Saved data entries:
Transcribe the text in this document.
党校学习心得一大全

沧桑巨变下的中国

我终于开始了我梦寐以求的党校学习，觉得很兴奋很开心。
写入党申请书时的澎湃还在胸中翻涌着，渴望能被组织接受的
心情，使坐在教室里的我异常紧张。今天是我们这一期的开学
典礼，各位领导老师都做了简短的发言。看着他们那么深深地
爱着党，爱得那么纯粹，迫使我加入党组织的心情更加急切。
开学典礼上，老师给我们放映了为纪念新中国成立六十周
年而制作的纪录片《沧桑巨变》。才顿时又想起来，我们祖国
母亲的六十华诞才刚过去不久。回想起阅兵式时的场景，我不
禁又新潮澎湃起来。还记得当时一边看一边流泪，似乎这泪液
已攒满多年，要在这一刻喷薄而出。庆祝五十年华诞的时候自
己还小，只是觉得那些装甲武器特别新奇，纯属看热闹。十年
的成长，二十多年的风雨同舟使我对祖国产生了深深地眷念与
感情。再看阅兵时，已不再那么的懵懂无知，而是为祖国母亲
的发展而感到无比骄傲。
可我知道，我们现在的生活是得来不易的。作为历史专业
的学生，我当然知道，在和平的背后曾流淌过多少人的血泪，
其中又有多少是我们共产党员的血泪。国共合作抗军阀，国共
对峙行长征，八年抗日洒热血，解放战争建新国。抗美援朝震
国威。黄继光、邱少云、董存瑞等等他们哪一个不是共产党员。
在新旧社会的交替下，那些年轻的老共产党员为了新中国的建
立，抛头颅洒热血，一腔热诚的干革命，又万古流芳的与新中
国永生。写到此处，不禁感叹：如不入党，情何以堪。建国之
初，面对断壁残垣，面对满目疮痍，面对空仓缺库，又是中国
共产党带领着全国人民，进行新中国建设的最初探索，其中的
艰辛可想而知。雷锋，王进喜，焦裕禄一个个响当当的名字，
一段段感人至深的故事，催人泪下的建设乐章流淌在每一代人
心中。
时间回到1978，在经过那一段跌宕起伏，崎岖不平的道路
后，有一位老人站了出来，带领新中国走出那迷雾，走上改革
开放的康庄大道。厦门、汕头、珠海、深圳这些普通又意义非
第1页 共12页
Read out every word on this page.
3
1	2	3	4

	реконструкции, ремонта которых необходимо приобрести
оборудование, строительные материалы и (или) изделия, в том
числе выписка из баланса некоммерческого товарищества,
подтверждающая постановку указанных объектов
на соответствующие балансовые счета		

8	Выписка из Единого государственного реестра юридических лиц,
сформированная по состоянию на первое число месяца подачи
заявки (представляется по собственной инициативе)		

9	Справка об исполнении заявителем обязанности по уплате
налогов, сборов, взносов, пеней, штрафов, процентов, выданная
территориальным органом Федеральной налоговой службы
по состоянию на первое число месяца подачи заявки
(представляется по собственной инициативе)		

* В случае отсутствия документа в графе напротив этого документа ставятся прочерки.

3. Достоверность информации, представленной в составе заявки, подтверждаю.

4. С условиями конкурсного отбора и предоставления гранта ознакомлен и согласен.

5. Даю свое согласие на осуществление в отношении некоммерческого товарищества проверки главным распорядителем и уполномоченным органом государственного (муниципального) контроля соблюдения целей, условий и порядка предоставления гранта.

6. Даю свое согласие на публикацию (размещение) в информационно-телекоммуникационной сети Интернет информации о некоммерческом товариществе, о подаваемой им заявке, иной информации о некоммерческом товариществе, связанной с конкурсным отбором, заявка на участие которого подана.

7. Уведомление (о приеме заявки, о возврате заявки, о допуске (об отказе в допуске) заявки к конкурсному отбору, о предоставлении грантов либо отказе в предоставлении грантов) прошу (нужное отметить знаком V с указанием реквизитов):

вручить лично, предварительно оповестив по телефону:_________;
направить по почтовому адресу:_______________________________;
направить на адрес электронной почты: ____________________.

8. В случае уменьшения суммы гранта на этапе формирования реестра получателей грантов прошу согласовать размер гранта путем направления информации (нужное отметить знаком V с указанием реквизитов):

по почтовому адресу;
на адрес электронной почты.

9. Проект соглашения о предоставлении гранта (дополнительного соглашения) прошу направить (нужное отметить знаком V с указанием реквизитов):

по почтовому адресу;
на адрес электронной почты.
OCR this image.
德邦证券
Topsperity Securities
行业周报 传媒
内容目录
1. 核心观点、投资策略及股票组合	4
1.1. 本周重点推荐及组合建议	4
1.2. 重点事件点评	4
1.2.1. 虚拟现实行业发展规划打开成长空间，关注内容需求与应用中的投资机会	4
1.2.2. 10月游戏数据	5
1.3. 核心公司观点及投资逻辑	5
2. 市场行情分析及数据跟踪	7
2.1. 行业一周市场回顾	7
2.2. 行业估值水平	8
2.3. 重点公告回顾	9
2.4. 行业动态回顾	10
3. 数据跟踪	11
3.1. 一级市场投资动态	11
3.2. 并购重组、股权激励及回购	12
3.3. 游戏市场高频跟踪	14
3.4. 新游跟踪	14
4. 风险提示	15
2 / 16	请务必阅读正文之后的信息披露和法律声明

#### What is needed:
Working from the material above, state how many lines contain "реестра"; give only the number.

#### The result:
2